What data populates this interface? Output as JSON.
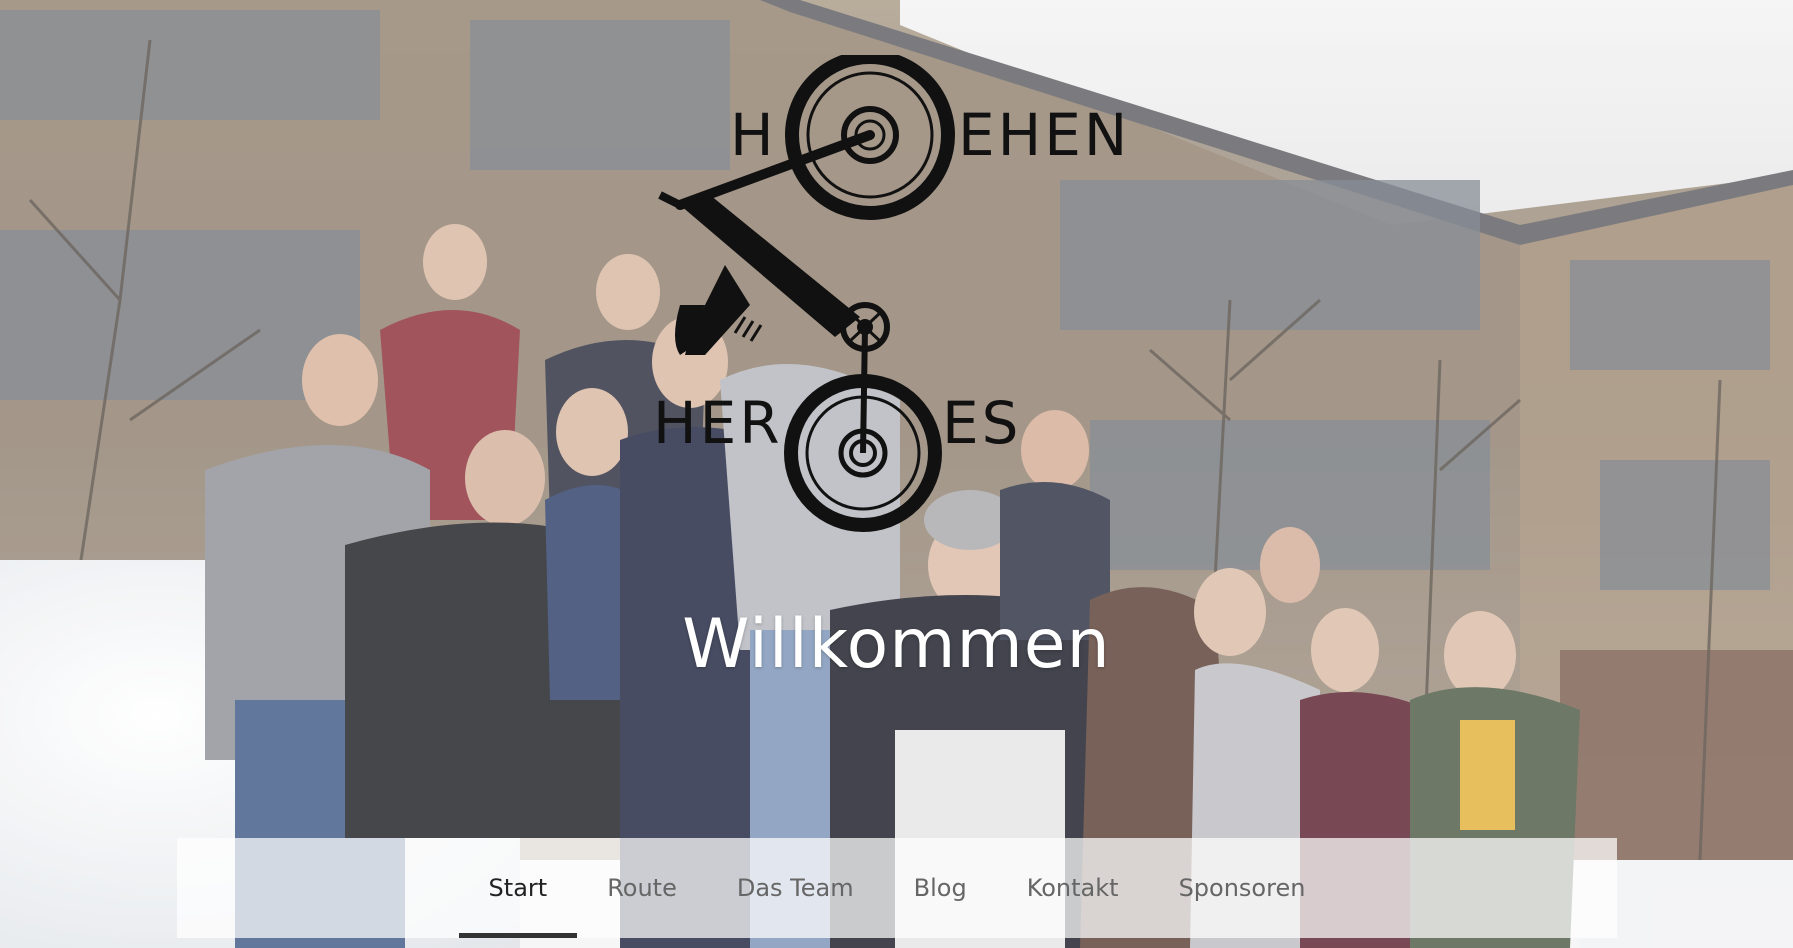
{
  "logo": {
    "line1_left": "H",
    "line1_right": "EHEN",
    "line2_left": "HER",
    "line2_right": "ES"
  },
  "hero": {
    "heading": "Willkommen"
  },
  "nav": {
    "items": [
      {
        "label": "Start",
        "active": true
      },
      {
        "label": "Route",
        "active": false
      },
      {
        "label": "Das Team",
        "active": false
      },
      {
        "label": "Blog",
        "active": false
      },
      {
        "label": "Kontakt",
        "active": false
      },
      {
        "label": "Sponsoren",
        "active": false
      }
    ]
  },
  "colors": {
    "nav_active_underline": "#333333",
    "heading_text": "#ffffff",
    "logo_ink": "#111111"
  }
}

### Goal
In the entries above, count each line holding "label" and report the total and nothing more.

### Exercise answer
6